▶ AIM
Pick out the lines below with "Deductions" and list them.

- - - - -

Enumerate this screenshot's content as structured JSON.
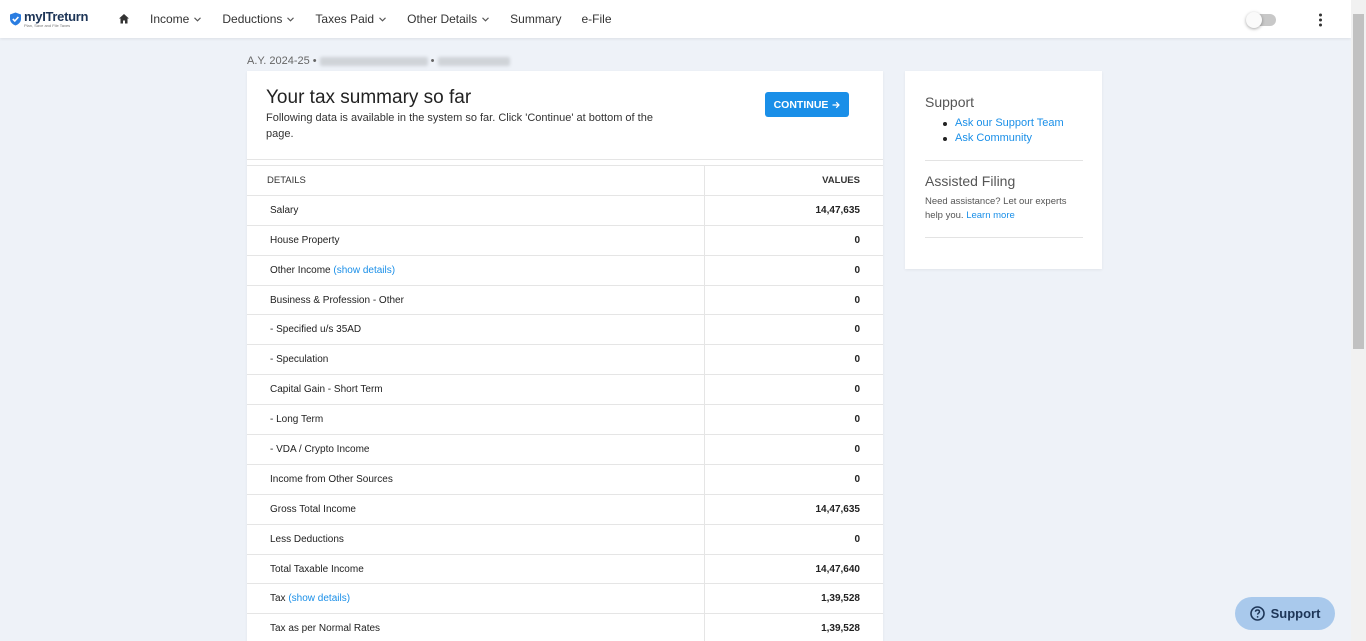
{
  "logo": {
    "name": "myITreturn",
    "tagline": "Plan, Save and File Taxes"
  },
  "nav": {
    "items": [
      {
        "label": "Income",
        "has_dropdown": true
      },
      {
        "label": "Deductions",
        "has_dropdown": true
      },
      {
        "label": "Taxes Paid",
        "has_dropdown": true
      },
      {
        "label": "Other Details",
        "has_dropdown": true
      },
      {
        "label": "Summary",
        "has_dropdown": false
      },
      {
        "label": "e-File",
        "has_dropdown": false
      }
    ]
  },
  "breadcrumb": {
    "assessment_year": "A.Y. 2024-25",
    "separator": "•"
  },
  "summary": {
    "title": "Your tax summary so far",
    "description": "Following data is available in the system so far. Click 'Continue' at bottom of the page.",
    "continue_label": "CONTINUE",
    "table": {
      "headers": {
        "details": "DETAILS",
        "values": "VALUES"
      },
      "rows": [
        {
          "label": "Salary",
          "link": "",
          "value": "14,47,635"
        },
        {
          "label": "House Property",
          "link": "",
          "value": "0"
        },
        {
          "label": "Other Income",
          "link": "(show details)",
          "value": "0"
        },
        {
          "label": "Business & Profession - Other",
          "link": "",
          "value": "0"
        },
        {
          "label": "- Specified u/s 35AD",
          "link": "",
          "value": "0"
        },
        {
          "label": "- Speculation",
          "link": "",
          "value": "0"
        },
        {
          "label": "Capital Gain - Short Term",
          "link": "",
          "value": "0"
        },
        {
          "label": "- Long Term",
          "link": "",
          "value": "0"
        },
        {
          "label": "- VDA / Crypto Income",
          "link": "",
          "value": "0"
        },
        {
          "label": "Income from Other Sources",
          "link": "",
          "value": "0"
        },
        {
          "label": "Gross Total Income",
          "link": "",
          "value": "14,47,635"
        },
        {
          "label": "Less Deductions",
          "link": "",
          "value": "0"
        },
        {
          "label": "Total Taxable Income",
          "link": "",
          "value": "14,47,640"
        },
        {
          "label": "Tax",
          "link": "(show details)",
          "value": "1,39,528"
        },
        {
          "label": "Tax as per Normal Rates",
          "link": "",
          "value": "1,39,528"
        }
      ]
    }
  },
  "sidebar": {
    "support": {
      "title": "Support",
      "links": [
        "Ask our Support Team",
        "Ask Community"
      ]
    },
    "assisted_filing": {
      "title": "Assisted Filing",
      "text": "Need assistance? Let our experts help you.",
      "link": "Learn more"
    }
  },
  "support_button": {
    "label": "Support"
  },
  "colors": {
    "accent": "#1a8fe8",
    "brand": "#1d3557",
    "support_bg": "#a9c9ec"
  }
}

- - - - -

▶ FULL RESPONSE
        "label": "Deductions",
          "label": "Less Deductions",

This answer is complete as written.